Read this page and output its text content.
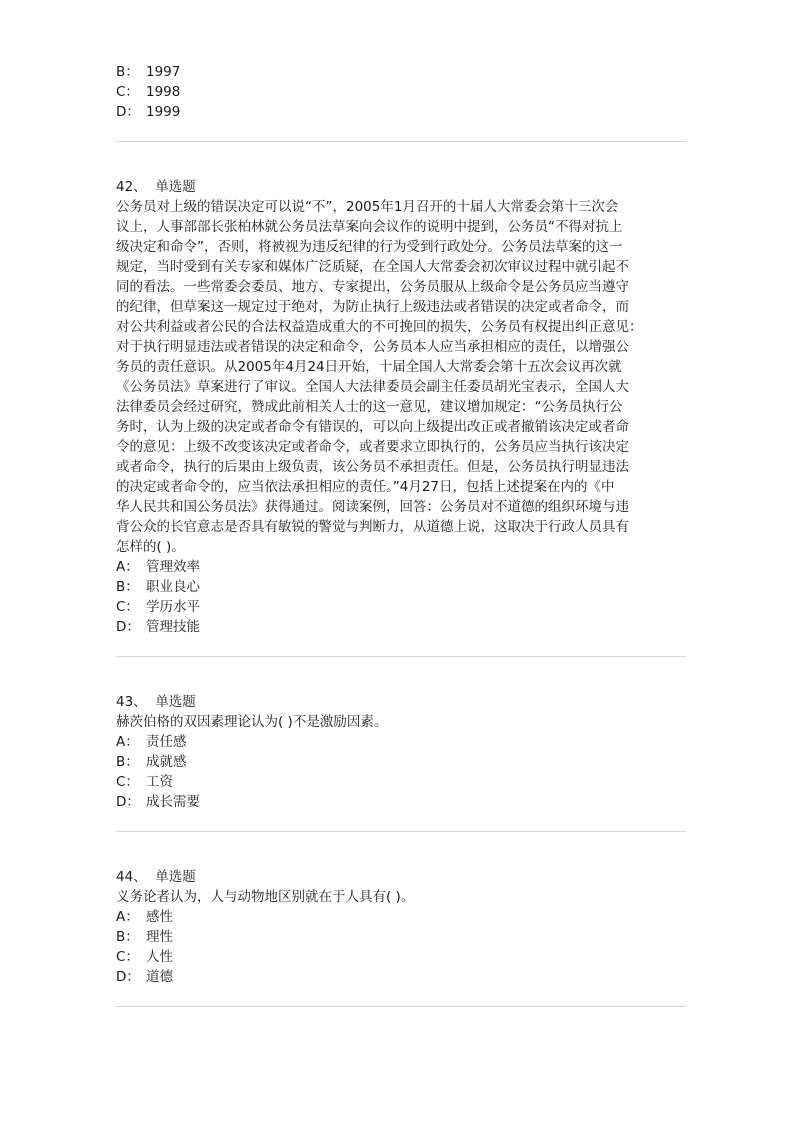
B： 1997
C： 1998
D： 1999
42、 单选题
公务员对上级的错误决定可以说“不”，2005年1月召开的十届人大常委会第十三次会
议上，人事部部长张柏林就公务员法草案向会议作的说明中提到，公务员“不得对抗上
级决定和命令”，否则，将被视为违反纪律的行为受到行政处分。公务员法草案的这一
规定，当时受到有关专家和媒体广泛质疑，在全国人大常委会初次审议过程中就引起不
同的看法。一些常委会委员、地方、专家提出，公务员服从上级命令是公务员应当遵守
的纪律，但草案这一规定过于绝对，为防止执行上级违法或者错误的决定或者命令，而
对公共利益或者公民的合法权益造成重大的不可挽回的损失，公务员有权提出纠正意见：
对于执行明显违法或者错误的决定和命令，公务员本人应当承担相应的责任，以增强公
务员的责任意识。从2005年4月24日开始，十届全国人大常委会第十五次会议再次就
《公务员法》草案进行了审议。全国人大法律委员会副主任委员胡光宝表示，全国人大
法律委员会经过研究，赞成此前相关人士的这一意见，建议增加规定：“公务员执行公
务时，认为上级的决定或者命令有错误的，可以向上级提出改正或者撤销该决定或者命
令的意见：上级不改变该决定或者命令，或者要求立即执行的，公务员应当执行该决定
或者命令，执行的后果由上级负责，该公务员不承担责任。但是，公务员执行明显违法
的决定或者命令的，应当依法承担相应的责任。”4月27日，包括上述提案在内的《中
华人民共和国公务员法》获得通过。阅读案例，回答：公务员对不道德的组织环境与违
背公众的长官意志是否具有敏锐的警觉与判断力，从道德上说，这取决于行政人员具有
怎样的( )。
A： 管理效率
B： 职业良心
C： 学历水平
D： 管理技能
43、 单选题
赫茨伯格的双因素理论认为( )不是激励因素。
A： 责任感
B： 成就感
C： 工资
D： 成长需要
44、 单选题
义务论者认为，人与动物地区别就在于人具有( )。
A： 感性
B： 理性
C： 人性
D： 道德
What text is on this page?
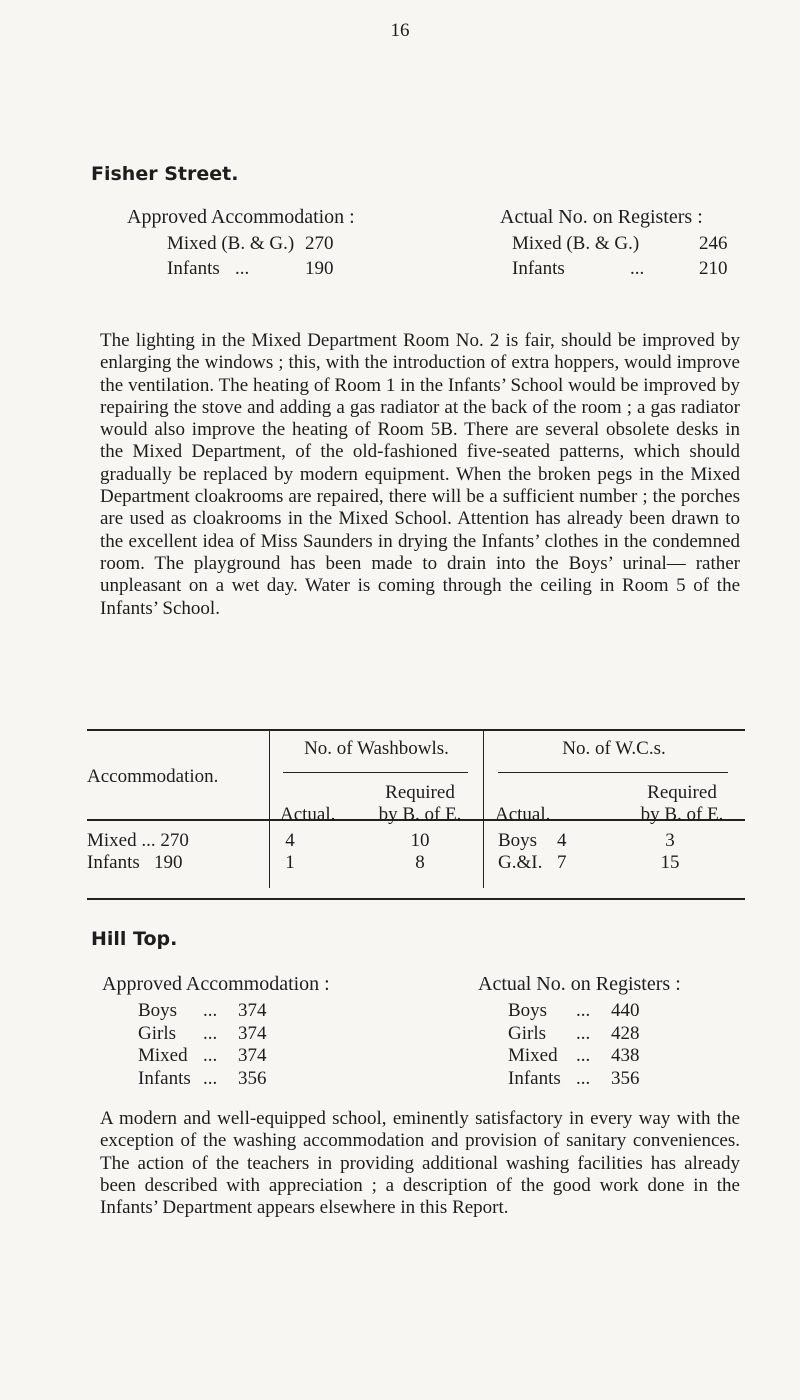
16
Fisher Street.
Approved Accommodation :	Actual No. on Registers :
Mixed (B. & G.) 270
Infants ...	190
Mixed (B. & G.)	246
Infants	...	210

The lighting in the Mixed Department Room No. 2 is fair, should be improved by enlarging the windows ; this, with the introduction of extra hoppers, would improve the ventilation. The heating of Room 1 in the Infants’ School would be improved by repairing the stove and adding a gas radiator at the back of the room ; a gas radiator would also improve the heating of Room 5B. There are several obsolete desks in the Mixed Department, of the old-fashioned five-seated patterns, which should gradually be replaced by modern equipment. When the broken pegs in the Mixed Department cloakrooms are repaired, there will be a sufficient number ; the porches are used as cloakrooms in the Mixed School. Attention has already been drawn to the excellent idea of Miss Saunders in drying the Infants’ clothes in the condemned room. The playground has been made to drain into the Boys’ urinal— rather unpleasant on a wet day. Water is coming through the ceiling in Room 5 of the Infants’ School.

Accommodation.
No. of Washbowls.	No. of W.C.s.
Actual.
Required
by B. of E.	Actual.
Required
by B. of E.
Mixed ... 270	4	10	Boys 4	3
Infants   190	1	8	G.&I. 7	15
Hill Top.
Approved Accommodation :	Actual No. on Registers :
Boys	...	374
Girls	...	374
Mixed ...	374
Infants ...	356
Boys	...	440
Girls	...	428
Mixed ...	438
Infants ...	356

A modern and well-equipped school, eminently satisfactory in every way with the exception of the washing accommodation and provision of sanitary conveniences. The action of the teachers in providing additional washing facilities has already been described with appreciation ; a description of the good work done in the Infants’ Department appears elsewhere in this Report.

────

WHAT THE EXERCISE ASKS >> Repeat the material verbatim. Do not carry over any picture.

SOLVED EXERCISE >>
Read this page and output its text content.
B： 1997
C： 1998
D： 1999
42、 单选题
公务员对上级的错误决定可以说“不”，2005年1月召开的十届人大常委会第十三次会
议上，人事部部长张柏林就公务员法草案向会议作的说明中提到，公务员“不得对抗上
级决定和命令”，否则，将被视为违反纪律的行为受到行政处分。公务员法草案的这一
规定，当时受到有关专家和媒体广泛质疑，在全国人大常委会初次审议过程中就引起不
同的看法。一些常委会委员、地方、专家提出，公务员服从上级命令是公务员应当遵守
的纪律，但草案这一规定过于绝对，为防止执行上级违法或者错误的决定或者命令，而
对公共利益或者公民的合法权益造成重大的不可挽回的损失，公务员有权提出纠正意见：
对于执行明显违法或者错误的决定和命令，公务员本人应当承担相应的责任，以增强公
务员的责任意识。从2005年4月24日开始，十届全国人大常委会第十五次会议再次就
《公务员法》草案进行了审议。全国人大法律委员会副主任委员胡光宝表示，全国人大
法律委员会经过研究，赞成此前相关人士的这一意见，建议增加规定：“公务员执行公
务时，认为上级的决定或者命令有错误的，可以向上级提出改正或者撤销该决定或者命
令的意见：上级不改变该决定或者命令，或者要求立即执行的，公务员应当执行该决定
或者命令，执行的后果由上级负责，该公务员不承担责任。但是，公务员执行明显违法
的决定或者命令的，应当依法承担相应的责任。”4月27日，包括上述提案在内的《中
华人民共和国公务员法》获得通过。阅读案例，回答：公务员对不道德的组织环境与违
背公众的长官意志是否具有敏锐的警觉与判断力，从道德上说，这取决于行政人员具有
怎样的( )。
A： 管理效率
B： 职业良心
C： 学历水平
D： 管理技能
43、 单选题
赫茨伯格的双因素理论认为( )不是激励因素。
A： 责任感
B： 成就感
C： 工资
D： 成长需要
44、 单选题
义务论者认为，人与动物地区别就在于人具有( )。
A： 感性
B： 理性
C： 人性
D： 道德
What text is on this page?
16
Fisher Street.
Approved Accommodation :	Actual No. on Registers :
Mixed (B. & G.) 270
Infants ...	190
Mixed (B. & G.)	246
Infants	...	210

The lighting in the Mixed Department Room No. 2 is fair, should be improved by enlarging the windows ; this, with the introduction of extra hoppers, would improve the ventilation. The heating of Room 1 in the Infants’ School would be improved by repairing the stove and adding a gas radiator at the back of the room ; a gas radiator would also improve the heating of Room 5B. There are several obsolete desks in the Mixed Department, of the old-fashioned five-seated patterns, which should gradually be replaced by modern equipment. When the broken pegs in the Mixed Department cloakrooms are repaired, there will be a sufficient number ; the porches are used as cloakrooms in the Mixed School. Attention has already been drawn to the excellent idea of Miss Saunders in drying the Infants’ clothes in the condemned room. The playground has been made to drain into the Boys’ urinal— rather unpleasant on a wet day. Water is coming through the ceiling in Room 5 of the Infants’ School.

Accommodation.
No. of Washbowls.	No. of W.C.s.
Actual.
Required
by B. of E.	Actual.
Required
by B. of E.
Mixed ... 270	4	10	Boys 4	3
Infants   190	1	8	G.&I. 7	15
Hill Top.
Approved Accommodation :	Actual No. on Registers :
Boys	...	374
Girls	...	374
Mixed ...	374
Infants ...	356
Boys	...	440
Girls	...	428
Mixed ...	438
Infants ...	356

A modern and well-equipped school, eminently satisfactory in every way with the exception of the washing accommodation and provision of sanitary conveniences. The action of the teachers in providing additional washing facilities has already been described with appreciation ; a description of the good work done in the Infants’ Department appears elsewhere in this Report.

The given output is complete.